──────── Data records ────────

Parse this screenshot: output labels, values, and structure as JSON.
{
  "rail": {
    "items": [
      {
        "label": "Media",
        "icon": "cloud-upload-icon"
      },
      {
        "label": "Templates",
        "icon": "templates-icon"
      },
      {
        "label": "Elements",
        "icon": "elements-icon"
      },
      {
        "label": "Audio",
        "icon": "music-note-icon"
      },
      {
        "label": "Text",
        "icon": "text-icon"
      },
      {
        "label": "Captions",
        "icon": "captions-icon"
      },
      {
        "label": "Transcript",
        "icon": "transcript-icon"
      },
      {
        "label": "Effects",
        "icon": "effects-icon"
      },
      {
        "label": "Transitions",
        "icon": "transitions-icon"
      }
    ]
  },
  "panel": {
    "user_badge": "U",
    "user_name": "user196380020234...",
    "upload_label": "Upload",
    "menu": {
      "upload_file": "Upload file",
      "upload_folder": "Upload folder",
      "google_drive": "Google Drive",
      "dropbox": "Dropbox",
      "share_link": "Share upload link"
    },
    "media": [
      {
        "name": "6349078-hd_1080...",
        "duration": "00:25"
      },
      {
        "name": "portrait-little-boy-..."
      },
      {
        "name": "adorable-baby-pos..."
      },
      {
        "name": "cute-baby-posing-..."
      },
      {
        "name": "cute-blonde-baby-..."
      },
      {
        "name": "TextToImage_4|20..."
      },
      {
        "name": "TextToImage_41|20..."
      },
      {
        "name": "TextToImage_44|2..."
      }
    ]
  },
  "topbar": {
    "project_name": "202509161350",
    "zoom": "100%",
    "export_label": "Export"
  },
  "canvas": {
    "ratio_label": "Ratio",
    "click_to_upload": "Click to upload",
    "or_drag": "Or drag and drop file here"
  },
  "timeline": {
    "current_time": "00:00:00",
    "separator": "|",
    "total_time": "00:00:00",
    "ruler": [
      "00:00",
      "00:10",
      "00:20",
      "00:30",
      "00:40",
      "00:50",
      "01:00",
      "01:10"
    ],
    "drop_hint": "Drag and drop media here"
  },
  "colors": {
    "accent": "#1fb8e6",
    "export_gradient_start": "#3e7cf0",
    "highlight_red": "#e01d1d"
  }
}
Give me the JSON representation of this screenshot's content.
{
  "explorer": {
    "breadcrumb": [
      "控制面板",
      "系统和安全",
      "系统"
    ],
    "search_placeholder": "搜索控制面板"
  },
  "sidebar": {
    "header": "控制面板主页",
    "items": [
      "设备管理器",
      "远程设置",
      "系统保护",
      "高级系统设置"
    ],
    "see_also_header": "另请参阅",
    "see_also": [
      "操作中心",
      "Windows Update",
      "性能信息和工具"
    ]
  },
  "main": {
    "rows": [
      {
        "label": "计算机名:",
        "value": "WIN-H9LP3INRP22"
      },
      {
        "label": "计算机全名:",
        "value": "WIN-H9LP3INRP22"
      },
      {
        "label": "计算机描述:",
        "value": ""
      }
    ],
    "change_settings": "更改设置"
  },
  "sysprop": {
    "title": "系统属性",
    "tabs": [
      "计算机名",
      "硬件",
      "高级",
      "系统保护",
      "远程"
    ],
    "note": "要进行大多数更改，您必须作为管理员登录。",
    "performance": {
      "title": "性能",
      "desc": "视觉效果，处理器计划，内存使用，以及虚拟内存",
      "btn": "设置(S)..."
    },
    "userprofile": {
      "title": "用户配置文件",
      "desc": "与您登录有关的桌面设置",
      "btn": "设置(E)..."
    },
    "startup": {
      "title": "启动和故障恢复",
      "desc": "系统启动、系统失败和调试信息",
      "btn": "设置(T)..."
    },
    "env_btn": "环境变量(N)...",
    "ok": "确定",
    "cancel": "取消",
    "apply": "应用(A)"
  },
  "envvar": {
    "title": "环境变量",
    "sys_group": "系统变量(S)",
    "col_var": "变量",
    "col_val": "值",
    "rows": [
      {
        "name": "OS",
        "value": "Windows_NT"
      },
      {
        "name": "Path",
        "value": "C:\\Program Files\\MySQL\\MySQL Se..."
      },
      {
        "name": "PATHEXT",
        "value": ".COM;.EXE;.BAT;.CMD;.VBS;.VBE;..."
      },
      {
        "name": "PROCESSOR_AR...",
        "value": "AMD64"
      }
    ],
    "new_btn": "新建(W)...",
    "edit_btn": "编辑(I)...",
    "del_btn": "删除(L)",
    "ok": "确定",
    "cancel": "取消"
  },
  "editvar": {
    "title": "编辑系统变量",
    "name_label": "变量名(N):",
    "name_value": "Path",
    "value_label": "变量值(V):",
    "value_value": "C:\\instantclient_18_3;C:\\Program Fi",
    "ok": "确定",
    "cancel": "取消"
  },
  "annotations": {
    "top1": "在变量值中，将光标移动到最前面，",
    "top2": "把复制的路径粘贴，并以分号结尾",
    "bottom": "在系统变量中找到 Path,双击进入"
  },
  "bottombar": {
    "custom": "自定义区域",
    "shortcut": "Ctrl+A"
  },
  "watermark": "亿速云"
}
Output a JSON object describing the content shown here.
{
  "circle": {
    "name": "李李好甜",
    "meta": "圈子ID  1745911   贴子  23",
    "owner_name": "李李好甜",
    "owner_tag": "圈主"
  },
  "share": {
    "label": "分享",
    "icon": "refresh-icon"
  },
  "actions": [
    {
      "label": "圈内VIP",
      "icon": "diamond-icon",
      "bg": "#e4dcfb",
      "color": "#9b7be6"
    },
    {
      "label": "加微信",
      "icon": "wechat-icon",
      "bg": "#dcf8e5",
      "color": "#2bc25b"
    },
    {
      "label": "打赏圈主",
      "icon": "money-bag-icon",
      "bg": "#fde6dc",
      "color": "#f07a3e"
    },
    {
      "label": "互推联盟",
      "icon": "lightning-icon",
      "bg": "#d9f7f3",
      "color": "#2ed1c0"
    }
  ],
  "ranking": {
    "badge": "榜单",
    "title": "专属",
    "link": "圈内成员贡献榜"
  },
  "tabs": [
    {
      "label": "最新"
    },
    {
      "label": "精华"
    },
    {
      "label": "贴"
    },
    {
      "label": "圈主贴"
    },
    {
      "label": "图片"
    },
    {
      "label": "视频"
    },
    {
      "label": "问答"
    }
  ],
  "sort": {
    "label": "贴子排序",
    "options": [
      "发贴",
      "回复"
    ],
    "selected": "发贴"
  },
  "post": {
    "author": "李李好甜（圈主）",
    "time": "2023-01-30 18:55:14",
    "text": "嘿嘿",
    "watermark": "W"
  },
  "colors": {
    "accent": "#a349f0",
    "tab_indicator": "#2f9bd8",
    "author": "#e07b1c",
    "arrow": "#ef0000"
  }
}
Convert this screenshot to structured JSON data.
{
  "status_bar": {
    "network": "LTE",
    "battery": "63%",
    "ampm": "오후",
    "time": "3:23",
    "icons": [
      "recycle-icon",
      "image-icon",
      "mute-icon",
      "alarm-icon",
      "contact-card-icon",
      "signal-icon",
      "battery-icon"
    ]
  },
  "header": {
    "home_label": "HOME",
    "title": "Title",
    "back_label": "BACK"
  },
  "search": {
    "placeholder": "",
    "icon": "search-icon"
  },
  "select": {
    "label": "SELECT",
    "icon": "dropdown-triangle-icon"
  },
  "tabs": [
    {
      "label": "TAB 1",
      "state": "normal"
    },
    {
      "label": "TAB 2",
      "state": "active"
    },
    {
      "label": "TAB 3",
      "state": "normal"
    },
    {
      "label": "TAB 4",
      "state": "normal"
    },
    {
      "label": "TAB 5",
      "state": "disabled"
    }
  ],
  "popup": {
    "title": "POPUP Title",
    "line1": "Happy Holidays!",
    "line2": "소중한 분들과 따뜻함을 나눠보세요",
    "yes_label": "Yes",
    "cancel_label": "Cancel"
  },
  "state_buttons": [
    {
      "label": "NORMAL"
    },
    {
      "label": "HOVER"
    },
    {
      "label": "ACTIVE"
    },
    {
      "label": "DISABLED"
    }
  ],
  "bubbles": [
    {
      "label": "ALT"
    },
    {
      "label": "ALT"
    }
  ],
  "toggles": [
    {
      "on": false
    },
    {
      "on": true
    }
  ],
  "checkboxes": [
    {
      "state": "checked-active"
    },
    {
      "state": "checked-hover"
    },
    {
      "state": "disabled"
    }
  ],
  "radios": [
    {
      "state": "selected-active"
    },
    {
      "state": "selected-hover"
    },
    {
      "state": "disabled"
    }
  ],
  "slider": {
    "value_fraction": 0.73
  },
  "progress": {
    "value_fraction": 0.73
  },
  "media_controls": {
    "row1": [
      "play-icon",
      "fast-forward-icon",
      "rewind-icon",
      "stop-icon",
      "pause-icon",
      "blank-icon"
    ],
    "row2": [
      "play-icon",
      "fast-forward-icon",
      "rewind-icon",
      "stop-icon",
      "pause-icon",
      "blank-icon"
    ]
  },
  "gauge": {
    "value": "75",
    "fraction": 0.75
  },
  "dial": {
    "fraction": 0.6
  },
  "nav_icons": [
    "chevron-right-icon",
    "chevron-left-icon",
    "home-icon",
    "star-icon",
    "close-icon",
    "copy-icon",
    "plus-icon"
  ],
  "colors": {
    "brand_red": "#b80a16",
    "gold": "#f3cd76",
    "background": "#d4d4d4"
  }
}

────────

* **Aim**
Pick out all lines containing the string "here".

* **Output below**
    "or_drag": "Or drag and drop file here"
    "drop_hint": "Drag and drop media here"
Output a JSON object describing the content shown here.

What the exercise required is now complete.